**TO DO**
Every entry below must be repeated exactly; skip the pictures.

**DATA FOR THIS TASK**
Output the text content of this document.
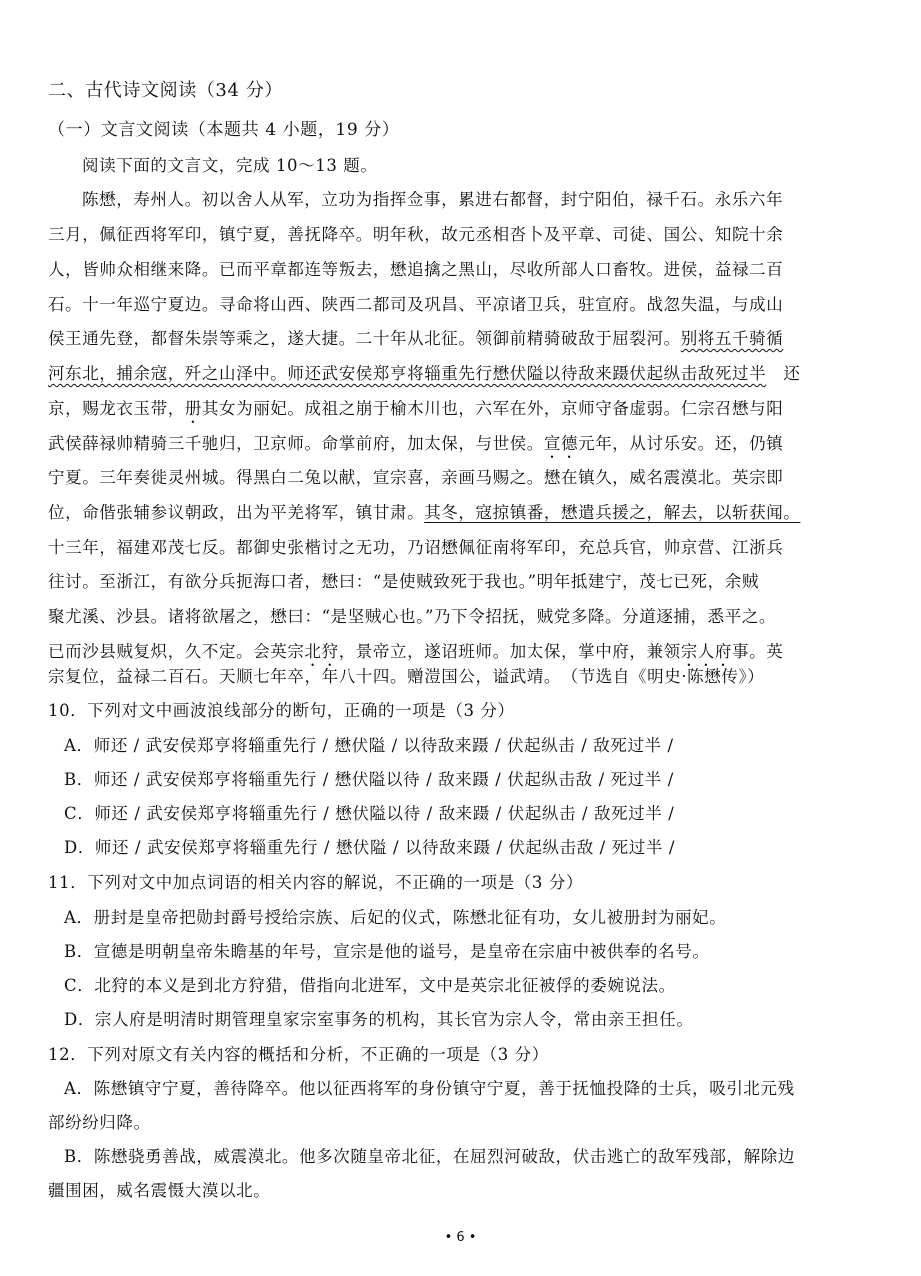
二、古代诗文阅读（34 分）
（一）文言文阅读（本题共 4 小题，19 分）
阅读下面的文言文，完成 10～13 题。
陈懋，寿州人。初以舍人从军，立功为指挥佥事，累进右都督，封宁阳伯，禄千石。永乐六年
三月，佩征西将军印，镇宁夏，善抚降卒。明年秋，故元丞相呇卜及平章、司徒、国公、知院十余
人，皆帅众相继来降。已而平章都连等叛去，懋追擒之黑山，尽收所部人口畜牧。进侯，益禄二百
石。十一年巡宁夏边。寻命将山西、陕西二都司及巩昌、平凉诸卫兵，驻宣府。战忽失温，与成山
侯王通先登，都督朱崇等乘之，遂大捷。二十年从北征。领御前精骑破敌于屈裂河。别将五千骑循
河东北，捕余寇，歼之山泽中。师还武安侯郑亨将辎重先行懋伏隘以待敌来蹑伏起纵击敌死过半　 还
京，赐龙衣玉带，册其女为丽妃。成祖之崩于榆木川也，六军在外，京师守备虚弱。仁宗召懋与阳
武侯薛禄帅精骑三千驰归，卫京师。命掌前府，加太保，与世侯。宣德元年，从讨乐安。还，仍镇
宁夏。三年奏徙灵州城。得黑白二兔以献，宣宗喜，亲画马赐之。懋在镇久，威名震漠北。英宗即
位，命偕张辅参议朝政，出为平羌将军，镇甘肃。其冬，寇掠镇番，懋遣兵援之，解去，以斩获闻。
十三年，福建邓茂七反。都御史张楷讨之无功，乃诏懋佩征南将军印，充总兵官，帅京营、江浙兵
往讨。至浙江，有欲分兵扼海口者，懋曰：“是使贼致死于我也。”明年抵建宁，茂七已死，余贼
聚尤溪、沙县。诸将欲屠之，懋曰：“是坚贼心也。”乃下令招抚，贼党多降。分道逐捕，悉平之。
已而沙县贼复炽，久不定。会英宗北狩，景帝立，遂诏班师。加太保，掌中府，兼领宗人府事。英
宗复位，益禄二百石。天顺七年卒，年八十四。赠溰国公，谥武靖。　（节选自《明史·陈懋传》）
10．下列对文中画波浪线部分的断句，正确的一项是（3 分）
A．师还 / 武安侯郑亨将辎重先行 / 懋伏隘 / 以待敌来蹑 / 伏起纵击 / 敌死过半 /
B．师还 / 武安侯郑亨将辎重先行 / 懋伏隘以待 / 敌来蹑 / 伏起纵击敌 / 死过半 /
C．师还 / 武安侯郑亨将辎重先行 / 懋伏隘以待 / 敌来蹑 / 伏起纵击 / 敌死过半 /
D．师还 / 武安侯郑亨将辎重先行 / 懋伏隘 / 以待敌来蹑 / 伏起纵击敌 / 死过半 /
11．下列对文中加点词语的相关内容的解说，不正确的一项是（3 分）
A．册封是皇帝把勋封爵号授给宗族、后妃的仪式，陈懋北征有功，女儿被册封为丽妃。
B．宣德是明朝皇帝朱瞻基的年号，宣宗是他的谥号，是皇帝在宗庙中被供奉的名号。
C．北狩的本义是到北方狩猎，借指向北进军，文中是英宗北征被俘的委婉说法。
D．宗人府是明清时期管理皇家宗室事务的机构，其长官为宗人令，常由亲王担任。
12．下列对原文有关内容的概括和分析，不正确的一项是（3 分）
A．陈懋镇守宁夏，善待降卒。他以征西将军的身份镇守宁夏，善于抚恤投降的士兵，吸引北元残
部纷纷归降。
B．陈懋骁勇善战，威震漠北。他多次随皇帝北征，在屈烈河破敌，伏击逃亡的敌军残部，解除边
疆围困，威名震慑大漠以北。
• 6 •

**FULL OUTPUT**
Output the text content of this document.
二、古代诗文阅读（34 分）
（一）文言文阅读（本题共 4 小题，19 分）
阅读下面的文言文，完成 10～13 题。
陈懋，寿州人。初以舍人从军，立功为指挥佥事，累进右都督，封宁阳伯，禄千石。永乐六年
三月，佩征西将军印，镇宁夏，善抚降卒。明年秋，故元丞相呇卜及平章、司徒、国公、知院十余
人，皆帅众相继来降。已而平章都连等叛去，懋追擒之黑山，尽收所部人口畜牧。进侯，益禄二百
石。十一年巡宁夏边。寻命将山西、陕西二都司及巩昌、平凉诸卫兵，驻宣府。战忽失温，与成山
侯王通先登，都督朱崇等乘之，遂大捷。二十年从北征。领御前精骑破敌于屈裂河。别将五千骑循
河东北，捕余寇，歼之山泽中。师还武安侯郑亨将辎重先行懋伏隘以待敌来蹑伏起纵击敌死过半　 还
京，赐龙衣玉带，册其女为丽妃。成祖之崩于榆木川也，六军在外，京师守备虚弱。仁宗召懋与阳
武侯薛禄帅精骑三千驰归，卫京师。命掌前府，加太保，与世侯。宣德元年，从讨乐安。还，仍镇
宁夏。三年奏徙灵州城。得黑白二兔以献，宣宗喜，亲画马赐之。懋在镇久，威名震漠北。英宗即
位，命偕张辅参议朝政，出为平羌将军，镇甘肃。其冬，寇掠镇番，懋遣兵援之，解去，以斩获闻。
十三年，福建邓茂七反。都御史张楷讨之无功，乃诏懋佩征南将军印，充总兵官，帅京营、江浙兵
往讨。至浙江，有欲分兵扼海口者，懋曰：“是使贼致死于我也。”明年抵建宁，茂七已死，余贼
聚尤溪、沙县。诸将欲屠之，懋曰：“是坚贼心也。”乃下令招抚，贼党多降。分道逐捕，悉平之。
已而沙县贼复炽，久不定。会英宗北狩，景帝立，遂诏班师。加太保，掌中府，兼领宗人府事。英
宗复位，益禄二百石。天顺七年卒，年八十四。赠溰国公，谥武靖。　（节选自《明史·陈懋传》）
10．下列对文中画波浪线部分的断句，正确的一项是（3 分）
A．师还 / 武安侯郑亨将辎重先行 / 懋伏隘 / 以待敌来蹑 / 伏起纵击 / 敌死过半 /
B．师还 / 武安侯郑亨将辎重先行 / 懋伏隘以待 / 敌来蹑 / 伏起纵击敌 / 死过半 /
C．师还 / 武安侯郑亨将辎重先行 / 懋伏隘以待 / 敌来蹑 / 伏起纵击 / 敌死过半 /
D．师还 / 武安侯郑亨将辎重先行 / 懋伏隘 / 以待敌来蹑 / 伏起纵击敌 / 死过半 /
11．下列对文中加点词语的相关内容的解说，不正确的一项是（3 分）
A．册封是皇帝把勋封爵号授给宗族、后妃的仪式，陈懋北征有功，女儿被册封为丽妃。
B．宣德是明朝皇帝朱瞻基的年号，宣宗是他的谥号，是皇帝在宗庙中被供奉的名号。
C．北狩的本义是到北方狩猎，借指向北进军，文中是英宗北征被俘的委婉说法。
D．宗人府是明清时期管理皇家宗室事务的机构，其长官为宗人令，常由亲王担任。
12．下列对原文有关内容的概括和分析，不正确的一项是（3 分）
A．陈懋镇守宁夏，善待降卒。他以征西将军的身份镇守宁夏，善于抚恤投降的士兵，吸引北元残
部纷纷归降。
B．陈懋骁勇善战，威震漠北。他多次随皇帝北征，在屈烈河破敌，伏击逃亡的敌军残部，解除边
疆围困，威名震慑大漠以北。
• 6 •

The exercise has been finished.